_RECORDS SHOWN_
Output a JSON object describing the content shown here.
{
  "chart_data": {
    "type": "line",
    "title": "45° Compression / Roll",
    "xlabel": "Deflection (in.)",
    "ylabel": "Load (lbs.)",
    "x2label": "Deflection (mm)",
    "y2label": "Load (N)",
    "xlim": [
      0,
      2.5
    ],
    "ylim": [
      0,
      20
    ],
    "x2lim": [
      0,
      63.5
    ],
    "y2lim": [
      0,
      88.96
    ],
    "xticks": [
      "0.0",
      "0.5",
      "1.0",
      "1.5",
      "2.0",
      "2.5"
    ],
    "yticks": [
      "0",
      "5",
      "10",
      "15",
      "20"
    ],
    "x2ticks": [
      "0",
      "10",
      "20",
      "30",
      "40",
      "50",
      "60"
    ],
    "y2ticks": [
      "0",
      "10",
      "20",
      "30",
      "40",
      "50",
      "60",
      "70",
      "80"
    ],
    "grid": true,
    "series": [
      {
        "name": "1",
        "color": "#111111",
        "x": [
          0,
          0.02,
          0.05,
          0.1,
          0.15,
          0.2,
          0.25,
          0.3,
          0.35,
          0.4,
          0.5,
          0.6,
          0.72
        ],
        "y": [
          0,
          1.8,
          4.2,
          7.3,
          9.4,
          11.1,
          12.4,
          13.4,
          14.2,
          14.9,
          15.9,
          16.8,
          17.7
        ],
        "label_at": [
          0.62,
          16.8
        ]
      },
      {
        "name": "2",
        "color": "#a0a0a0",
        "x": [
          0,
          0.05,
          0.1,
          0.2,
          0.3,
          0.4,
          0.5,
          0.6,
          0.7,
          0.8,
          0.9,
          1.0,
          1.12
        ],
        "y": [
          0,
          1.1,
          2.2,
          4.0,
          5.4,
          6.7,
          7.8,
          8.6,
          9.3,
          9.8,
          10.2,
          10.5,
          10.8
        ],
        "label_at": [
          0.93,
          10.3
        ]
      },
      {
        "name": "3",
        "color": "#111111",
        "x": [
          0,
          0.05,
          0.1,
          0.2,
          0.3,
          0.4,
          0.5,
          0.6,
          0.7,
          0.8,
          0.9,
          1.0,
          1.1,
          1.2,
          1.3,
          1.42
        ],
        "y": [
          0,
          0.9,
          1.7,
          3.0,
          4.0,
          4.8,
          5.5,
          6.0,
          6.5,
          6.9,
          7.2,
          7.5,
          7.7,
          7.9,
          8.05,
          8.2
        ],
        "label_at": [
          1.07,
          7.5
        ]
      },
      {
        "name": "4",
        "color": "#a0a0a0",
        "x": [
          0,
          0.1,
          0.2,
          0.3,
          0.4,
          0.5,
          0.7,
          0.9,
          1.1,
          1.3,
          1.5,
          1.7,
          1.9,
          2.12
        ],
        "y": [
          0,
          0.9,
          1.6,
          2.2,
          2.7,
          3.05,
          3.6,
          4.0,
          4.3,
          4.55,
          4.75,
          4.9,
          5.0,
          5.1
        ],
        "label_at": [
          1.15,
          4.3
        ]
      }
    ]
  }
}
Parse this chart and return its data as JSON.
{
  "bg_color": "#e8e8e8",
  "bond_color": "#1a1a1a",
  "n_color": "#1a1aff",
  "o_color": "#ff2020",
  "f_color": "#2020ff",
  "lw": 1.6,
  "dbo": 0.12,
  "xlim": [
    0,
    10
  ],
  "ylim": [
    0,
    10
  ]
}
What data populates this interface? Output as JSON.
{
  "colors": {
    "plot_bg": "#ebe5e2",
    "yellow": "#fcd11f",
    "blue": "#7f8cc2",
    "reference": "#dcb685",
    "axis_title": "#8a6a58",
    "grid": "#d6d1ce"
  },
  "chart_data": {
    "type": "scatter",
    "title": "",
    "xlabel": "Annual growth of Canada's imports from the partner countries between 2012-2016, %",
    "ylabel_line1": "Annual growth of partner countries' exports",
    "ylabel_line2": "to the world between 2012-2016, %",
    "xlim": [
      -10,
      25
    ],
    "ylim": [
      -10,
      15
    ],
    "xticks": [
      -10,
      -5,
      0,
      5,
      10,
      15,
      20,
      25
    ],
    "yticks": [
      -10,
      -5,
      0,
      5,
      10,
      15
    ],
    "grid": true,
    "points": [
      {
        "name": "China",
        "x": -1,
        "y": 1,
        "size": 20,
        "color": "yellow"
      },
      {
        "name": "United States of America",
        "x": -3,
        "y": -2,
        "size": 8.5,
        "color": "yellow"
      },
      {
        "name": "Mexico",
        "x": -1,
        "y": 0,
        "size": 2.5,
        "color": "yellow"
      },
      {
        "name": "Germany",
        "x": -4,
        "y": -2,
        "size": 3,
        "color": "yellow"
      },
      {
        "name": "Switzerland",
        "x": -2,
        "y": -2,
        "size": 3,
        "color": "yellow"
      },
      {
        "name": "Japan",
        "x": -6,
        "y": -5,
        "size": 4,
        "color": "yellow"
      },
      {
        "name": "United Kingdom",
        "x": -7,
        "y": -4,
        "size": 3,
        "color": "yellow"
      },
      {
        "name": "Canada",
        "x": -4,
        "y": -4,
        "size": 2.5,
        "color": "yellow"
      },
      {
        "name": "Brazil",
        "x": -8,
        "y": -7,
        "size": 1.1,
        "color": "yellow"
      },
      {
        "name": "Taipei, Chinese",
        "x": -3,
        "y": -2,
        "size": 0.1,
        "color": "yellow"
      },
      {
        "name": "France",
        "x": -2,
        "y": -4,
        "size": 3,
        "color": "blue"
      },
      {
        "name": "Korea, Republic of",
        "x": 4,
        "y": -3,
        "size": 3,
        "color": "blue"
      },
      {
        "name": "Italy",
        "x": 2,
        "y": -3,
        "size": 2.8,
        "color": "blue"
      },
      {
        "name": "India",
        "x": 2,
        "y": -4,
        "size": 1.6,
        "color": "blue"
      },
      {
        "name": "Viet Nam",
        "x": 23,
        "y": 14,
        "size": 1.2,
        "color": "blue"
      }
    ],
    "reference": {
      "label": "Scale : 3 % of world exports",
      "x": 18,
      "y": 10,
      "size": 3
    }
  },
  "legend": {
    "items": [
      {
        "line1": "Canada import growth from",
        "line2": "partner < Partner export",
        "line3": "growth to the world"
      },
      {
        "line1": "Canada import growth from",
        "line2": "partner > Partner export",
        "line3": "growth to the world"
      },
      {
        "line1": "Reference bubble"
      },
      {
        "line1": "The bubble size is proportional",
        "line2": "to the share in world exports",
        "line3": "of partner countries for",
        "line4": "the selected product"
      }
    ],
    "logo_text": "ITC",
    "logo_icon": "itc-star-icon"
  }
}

_GOAL_
Transcribe every record above exactly as it appears.

_SOLUTION FOR THIS PROBLEM_
Output a JSON object describing the content shown here.
{
  "chart_data": {
    "type": "line",
    "title": "45° Compression / Roll",
    "xlabel": "Deflection (in.)",
    "ylabel": "Load (lbs.)",
    "x2label": "Deflection (mm)",
    "y2label": "Load (N)",
    "xlim": [
      0,
      2.5
    ],
    "ylim": [
      0,
      20
    ],
    "x2lim": [
      0,
      63.5
    ],
    "y2lim": [
      0,
      88.96
    ],
    "xticks": [
      "0.0",
      "0.5",
      "1.0",
      "1.5",
      "2.0",
      "2.5"
    ],
    "yticks": [
      "0",
      "5",
      "10",
      "15",
      "20"
    ],
    "x2ticks": [
      "0",
      "10",
      "20",
      "30",
      "40",
      "50",
      "60"
    ],
    "y2ticks": [
      "0",
      "10",
      "20",
      "30",
      "40",
      "50",
      "60",
      "70",
      "80"
    ],
    "grid": true,
    "series": [
      {
        "name": "1",
        "color": "#111111",
        "x": [
          0,
          0.02,
          0.05,
          0.1,
          0.15,
          0.2,
          0.25,
          0.3,
          0.35,
          0.4,
          0.5,
          0.6,
          0.72
        ],
        "y": [
          0,
          1.8,
          4.2,
          7.3,
          9.4,
          11.1,
          12.4,
          13.4,
          14.2,
          14.9,
          15.9,
          16.8,
          17.7
        ],
        "label_at": [
          0.62,
          16.8
        ]
      },
      {
        "name": "2",
        "color": "#a0a0a0",
        "x": [
          0,
          0.05,
          0.1,
          0.2,
          0.3,
          0.4,
          0.5,
          0.6,
          0.7,
          0.8,
          0.9,
          1.0,
          1.12
        ],
        "y": [
          0,
          1.1,
          2.2,
          4.0,
          5.4,
          6.7,
          7.8,
          8.6,
          9.3,
          9.8,
          10.2,
          10.5,
          10.8
        ],
        "label_at": [
          0.93,
          10.3
        ]
      },
      {
        "name": "3",
        "color": "#111111",
        "x": [
          0,
          0.05,
          0.1,
          0.2,
          0.3,
          0.4,
          0.5,
          0.6,
          0.7,
          0.8,
          0.9,
          1.0,
          1.1,
          1.2,
          1.3,
          1.42
        ],
        "y": [
          0,
          0.9,
          1.7,
          3.0,
          4.0,
          4.8,
          5.5,
          6.0,
          6.5,
          6.9,
          7.2,
          7.5,
          7.7,
          7.9,
          8.05,
          8.2
        ],
        "label_at": [
          1.07,
          7.5
        ]
      },
      {
        "name": "4",
        "color": "#a0a0a0",
        "x": [
          0,
          0.1,
          0.2,
          0.3,
          0.4,
          0.5,
          0.7,
          0.9,
          1.1,
          1.3,
          1.5,
          1.7,
          1.9,
          2.12
        ],
        "y": [
          0,
          0.9,
          1.6,
          2.2,
          2.7,
          3.05,
          3.6,
          4.0,
          4.3,
          4.55,
          4.75,
          4.9,
          5.0,
          5.1
        ],
        "label_at": [
          1.15,
          4.3
        ]
      }
    ]
  }
}
Parse this chart and return its data as JSON.
{
  "bg_color": "#e8e8e8",
  "bond_color": "#1a1a1a",
  "n_color": "#1a1aff",
  "o_color": "#ff2020",
  "f_color": "#2020ff",
  "lw": 1.6,
  "dbo": 0.12,
  "xlim": [
    0,
    10
  ],
  "ylim": [
    0,
    10
  ]
}
What data populates this interface? Output as JSON.
{
  "colors": {
    "plot_bg": "#ebe5e2",
    "yellow": "#fcd11f",
    "blue": "#7f8cc2",
    "reference": "#dcb685",
    "axis_title": "#8a6a58",
    "grid": "#d6d1ce"
  },
  "chart_data": {
    "type": "scatter",
    "title": "",
    "xlabel": "Annual growth of Canada's imports from the partner countries between 2012-2016, %",
    "ylabel_line1": "Annual growth of partner countries' exports",
    "ylabel_line2": "to the world between 2012-2016, %",
    "xlim": [
      -10,
      25
    ],
    "ylim": [
      -10,
      15
    ],
    "xticks": [
      -10,
      -5,
      0,
      5,
      10,
      15,
      20,
      25
    ],
    "yticks": [
      -10,
      -5,
      0,
      5,
      10,
      15
    ],
    "grid": true,
    "points": [
      {
        "name": "China",
        "x": -1,
        "y": 1,
        "size": 20,
        "color": "yellow"
      },
      {
        "name": "United States of America",
        "x": -3,
        "y": -2,
        "size": 8.5,
        "color": "yellow"
      },
      {
        "name": "Mexico",
        "x": -1,
        "y": 0,
        "size": 2.5,
        "color": "yellow"
      },
      {
        "name": "Germany",
        "x": -4,
        "y": -2,
        "size": 3,
        "color": "yellow"
      },
      {
        "name": "Switzerland",
        "x": -2,
        "y": -2,
        "size": 3,
        "color": "yellow"
      },
      {
        "name": "Japan",
        "x": -6,
        "y": -5,
        "size": 4,
        "color": "yellow"
      },
      {
        "name": "United Kingdom",
        "x": -7,
        "y": -4,
        "size": 3,
        "color": "yellow"
      },
      {
        "name": "Canada",
        "x": -4,
        "y": -4,
        "size": 2.5,
        "color": "yellow"
      },
      {
        "name": "Brazil",
        "x": -8,
        "y": -7,
        "size": 1.1,
        "color": "yellow"
      },
      {
        "name": "Taipei, Chinese",
        "x": -3,
        "y": -2,
        "size": 0.1,
        "color": "yellow"
      },
      {
        "name": "France",
        "x": -2,
        "y": -4,
        "size": 3,
        "color": "blue"
      },
      {
        "name": "Korea, Republic of",
        "x": 4,
        "y": -3,
        "size": 3,
        "color": "blue"
      },
      {
        "name": "Italy",
        "x": 2,
        "y": -3,
        "size": 2.8,
        "color": "blue"
      },
      {
        "name": "India",
        "x": 2,
        "y": -4,
        "size": 1.6,
        "color": "blue"
      },
      {
        "name": "Viet Nam",
        "x": 23,
        "y": 14,
        "size": 1.2,
        "color": "blue"
      }
    ],
    "reference": {
      "label": "Scale : 3 % of world exports",
      "x": 18,
      "y": 10,
      "size": 3
    }
  },
  "legend": {
    "items": [
      {
        "line1": "Canada import growth from",
        "line2": "partner < Partner export",
        "line3": "growth to the world"
      },
      {
        "line1": "Canada import growth from",
        "line2": "partner > Partner export",
        "line3": "growth to the world"
      },
      {
        "line1": "Reference bubble"
      },
      {
        "line1": "The bubble size is proportional",
        "line2": "to the share in world exports",
        "line3": "of partner countries for",
        "line4": "the selected product"
      }
    ],
    "logo_text": "ITC",
    "logo_icon": "itc-star-icon"
  }
}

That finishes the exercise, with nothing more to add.